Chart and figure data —
▶

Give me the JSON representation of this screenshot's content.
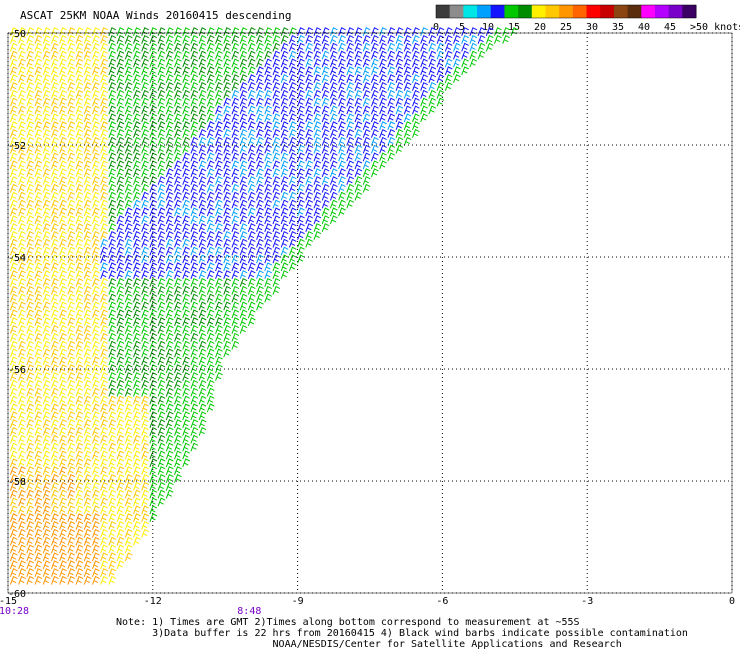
{
  "header": {
    "title": "ASCAT 25KM NOAA Winds 20160415 descending"
  },
  "legend": {
    "ticks": [
      "0",
      "5",
      "10",
      "15",
      "20",
      "25",
      "30",
      "35",
      "40",
      "45",
      ">50 knots"
    ],
    "colors": [
      "#3c3c3c",
      "#8c8c8c",
      "#00e6e6",
      "#00a0ff",
      "#1414ff",
      "#00c800",
      "#008c00",
      "#fff000",
      "#ffc800",
      "#ff9600",
      "#ff6400",
      "#ff0000",
      "#c80000",
      "#8b4513",
      "#5a2d0c",
      "#ff00ff",
      "#b400ff",
      "#7800c8",
      "#3c0064"
    ]
  },
  "map": {
    "lon_labels": [
      "-15",
      "-12",
      "-9",
      "-6",
      "-3",
      "0"
    ],
    "lat_labels": [
      "-50",
      "-52",
      "-54",
      "-56",
      "-58",
      "-60"
    ],
    "lon_range": [
      -15,
      0
    ],
    "lat_range": [
      -60,
      -50
    ],
    "grid": "dotted",
    "times": [
      {
        "label": "10:28",
        "lon": -15,
        "color": "#7800c8"
      },
      {
        "label": "8:48",
        "lon": -10,
        "color": "#7800c8"
      }
    ]
  },
  "notes": {
    "line1": "Note: 1) Times are GMT 2)Times along bottom correspond to measurement at ~55S",
    "line2": "      3)Data buffer is 22 hrs from 20160415 4) Black wind barbs indicate possible contamination",
    "line3": "                          NOAA/NESDIS/Center for Satellite Applications and Research"
  }
}
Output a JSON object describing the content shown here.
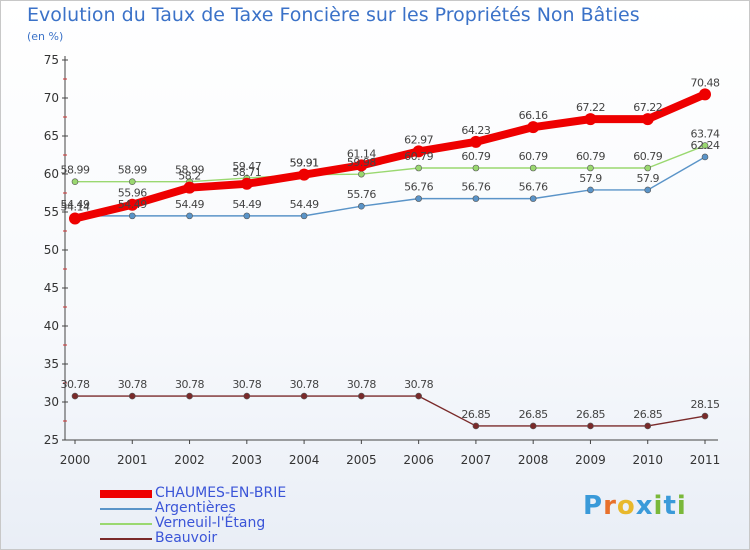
{
  "title": "Evolution du Taux de Taxe Foncière sur les Propriétés Non Bâties",
  "subtitle": "(en %)",
  "logo": {
    "text": "Proxiti",
    "letters": [
      "P",
      "r",
      "o",
      "x",
      "i",
      "t",
      "i"
    ],
    "colors": [
      "#3a9ad9",
      "#e8712c",
      "#e8b82c",
      "#3a9ad9",
      "#7ab83a",
      "#3a9ad9",
      "#7ab83a"
    ]
  },
  "chart_data": {
    "type": "line",
    "x": [
      "2000",
      "2001",
      "2002",
      "2003",
      "2004",
      "2005",
      "2006",
      "2007",
      "2008",
      "2009",
      "2010",
      "2011"
    ],
    "ylim": [
      25,
      75
    ],
    "yticks": [
      "25",
      "30",
      "35",
      "40",
      "45",
      "50",
      "55",
      "60",
      "65",
      "70",
      "75"
    ],
    "grid": false,
    "legend": "bottom-left",
    "series": [
      {
        "name": "Beauvoir",
        "color": "#7a2a2a",
        "width": 1.4,
        "marker": 3,
        "values": [
          30.78,
          30.78,
          30.78,
          30.78,
          30.78,
          30.78,
          30.78,
          26.85,
          26.85,
          26.85,
          26.85,
          28.15
        ],
        "labels": [
          "30.78",
          "30.78",
          "30.78",
          "30.78",
          "30.78",
          "30.78",
          "30.78",
          "26.85",
          "26.85",
          "26.85",
          "26.85",
          "28.15"
        ]
      },
      {
        "name": "Argentières",
        "color": "#5a94c8",
        "width": 1.4,
        "marker": 3,
        "values": [
          54.49,
          54.49,
          54.49,
          54.49,
          54.49,
          55.76,
          56.76,
          56.76,
          56.76,
          57.9,
          57.9,
          62.24
        ],
        "labels": [
          "54.49",
          "54.49",
          "54.49",
          "54.49",
          "54.49",
          "55.76",
          "56.76",
          "56.76",
          "56.76",
          "57.9",
          "57.9",
          "62.24"
        ]
      },
      {
        "name": "Verneuil-l'Étang",
        "color": "#9ad870",
        "width": 1.4,
        "marker": 3,
        "values": [
          58.99,
          58.99,
          58.99,
          59.47,
          59.91,
          59.98,
          60.79,
          60.79,
          60.79,
          60.79,
          60.79,
          63.74
        ],
        "labels": [
          "58.99",
          "58.99",
          "58.99",
          "59.47",
          "59.91",
          "59.98",
          "60.79",
          "60.79",
          "60.79",
          "60.79",
          "60.79",
          "63.74"
        ]
      },
      {
        "name": "CHAUMES-EN-BRIE",
        "color": "#ee0000",
        "width": 8,
        "marker": 6,
        "values": [
          54.14,
          55.96,
          58.2,
          58.71,
          59.91,
          61.14,
          62.97,
          64.23,
          66.16,
          67.22,
          67.22,
          70.48
        ],
        "labels": [
          "54.14",
          "55.96",
          "58.2",
          "58.71",
          "59.91",
          "61.14",
          "62.97",
          "64.23",
          "66.16",
          "67.22",
          "67.22",
          "70.48"
        ]
      }
    ]
  },
  "legend": [
    {
      "name": "CHAUMES-EN-BRIE",
      "color": "#ee0000",
      "thick": true
    },
    {
      "name": "Argentières",
      "color": "#5a94c8",
      "thick": false
    },
    {
      "name": "Verneuil-l'Étang",
      "color": "#9ad870",
      "thick": false
    },
    {
      "name": "Beauvoir",
      "color": "#7a2a2a",
      "thick": false
    }
  ]
}
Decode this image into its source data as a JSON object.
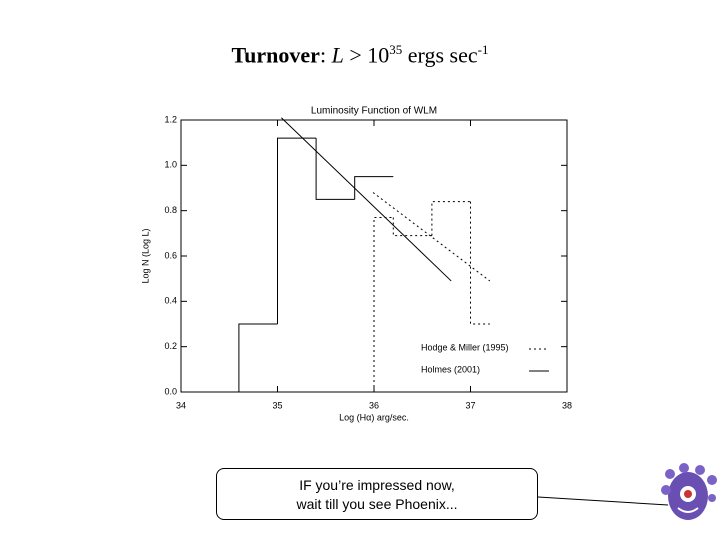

◀

Return the whole listing, word for word, and leave out every picture.

Task response —
Give me the JSON representation of this screenshot's content.
{
  "header": {
    "title": "ASCAT 25KM NOAA Winds 20160415 descending"
  },
  "legend": {
    "ticks": [
      "0",
      "5",
      "10",
      "15",
      "20",
      "25",
      "30",
      "35",
      "40",
      "45",
      ">50 knots"
    ],
    "colors": [
      "#3c3c3c",
      "#8c8c8c",
      "#00e6e6",
      "#00a0ff",
      "#1414ff",
      "#00c800",
      "#008c00",
      "#fff000",
      "#ffc800",
      "#ff9600",
      "#ff6400",
      "#ff0000",
      "#c80000",
      "#8b4513",
      "#5a2d0c",
      "#ff00ff",
      "#b400ff",
      "#7800c8",
      "#3c0064"
    ]
  },
  "map": {
    "lon_labels": [
      "-15",
      "-12",
      "-9",
      "-6",
      "-3",
      "0"
    ],
    "lat_labels": [
      "-50",
      "-52",
      "-54",
      "-56",
      "-58",
      "-60"
    ],
    "lon_range": [
      -15,
      0
    ],
    "lat_range": [
      -60,
      -50
    ],
    "grid": "dotted",
    "times": [
      {
        "label": "10:28",
        "lon": -15,
        "color": "#7800c8"
      },
      {
        "label": "8:48",
        "lon": -10,
        "color": "#7800c8"
      }
    ]
  },
  "notes": {
    "line1": "Note: 1) Times are GMT 2)Times along bottom correspond to measurement at ~55S",
    "line2": "      3)Data buffer is 22 hrs from 20160415 4) Black wind barbs indicate possible contamination",
    "line3": "                          NOAA/NESDIS/Center for Satellite Applications and Research"
  }
}
Output a JSON object describing the content shown here.
{
  "title": "Evolution du Taux de Taxe Foncière sur les Propriétés Non Bâties",
  "subtitle": "(en %)",
  "logo": {
    "text": "Proxiti",
    "letters": [
      "P",
      "r",
      "o",
      "x",
      "i",
      "t",
      "i"
    ],
    "colors": [
      "#3a9ad9",
      "#e8712c",
      "#e8b82c",
      "#3a9ad9",
      "#7ab83a",
      "#3a9ad9",
      "#7ab83a"
    ]
  },
  "chart_data": {
    "type": "line",
    "x": [
      "2000",
      "2001",
      "2002",
      "2003",
      "2004",
      "2005",
      "2006",
      "2007",
      "2008",
      "2009",
      "2010",
      "2011"
    ],
    "ylim": [
      25,
      75
    ],
    "yticks": [
      "25",
      "30",
      "35",
      "40",
      "45",
      "50",
      "55",
      "60",
      "65",
      "70",
      "75"
    ],
    "grid": false,
    "legend": "bottom-left",
    "series": [
      {
        "name": "Beauvoir",
        "color": "#7a2a2a",
        "width": 1.4,
        "marker": 3,
        "values": [
          30.78,
          30.78,
          30.78,
          30.78,
          30.78,
          30.78,
          30.78,
          26.85,
          26.85,
          26.85,
          26.85,
          28.15
        ],
        "labels": [
          "30.78",
          "30.78",
          "30.78",
          "30.78",
          "30.78",
          "30.78",
          "30.78",
          "26.85",
          "26.85",
          "26.85",
          "26.85",
          "28.15"
        ]
      },
      {
        "name": "Argentières",
        "color": "#5a94c8",
        "width": 1.4,
        "marker": 3,
        "values": [
          54.49,
          54.49,
          54.49,
          54.49,
          54.49,
          55.76,
          56.76,
          56.76,
          56.76,
          57.9,
          57.9,
          62.24
        ],
        "labels": [
          "54.49",
          "54.49",
          "54.49",
          "54.49",
          "54.49",
          "55.76",
          "56.76",
          "56.76",
          "56.76",
          "57.9",
          "57.9",
          "62.24"
        ]
      },
      {
        "name": "Verneuil-l'Étang",
        "color": "#9ad870",
        "width": 1.4,
        "marker": 3,
        "values": [
          58.99,
          58.99,
          58.99,
          59.47,
          59.91,
          59.98,
          60.79,
          60.79,
          60.79,
          60.79,
          60.79,
          63.74
        ],
        "labels": [
          "58.99",
          "58.99",
          "58.99",
          "59.47",
          "59.91",
          "59.98",
          "60.79",
          "60.79",
          "60.79",
          "60.79",
          "60.79",
          "63.74"
        ]
      },
      {
        "name": "CHAUMES-EN-BRIE",
        "color": "#ee0000",
        "width": 8,
        "marker": 6,
        "values": [
          54.14,
          55.96,
          58.2,
          58.71,
          59.91,
          61.14,
          62.97,
          64.23,
          66.16,
          67.22,
          67.22,
          70.48
        ],
        "labels": [
          "54.14",
          "55.96",
          "58.2",
          "58.71",
          "59.91",
          "61.14",
          "62.97",
          "64.23",
          "66.16",
          "67.22",
          "67.22",
          "70.48"
        ]
      }
    ]
  },
  "legend": [
    {
      "name": "CHAUMES-EN-BRIE",
      "color": "#ee0000",
      "thick": true
    },
    {
      "name": "Argentières",
      "color": "#5a94c8",
      "thick": false
    },
    {
      "name": "Verneuil-l'Étang",
      "color": "#9ad870",
      "thick": false
    },
    {
      "name": "Beauvoir",
      "color": "#7a2a2a",
      "thick": false
    }
  ]
}
Decode this image into its source data as a JSON object.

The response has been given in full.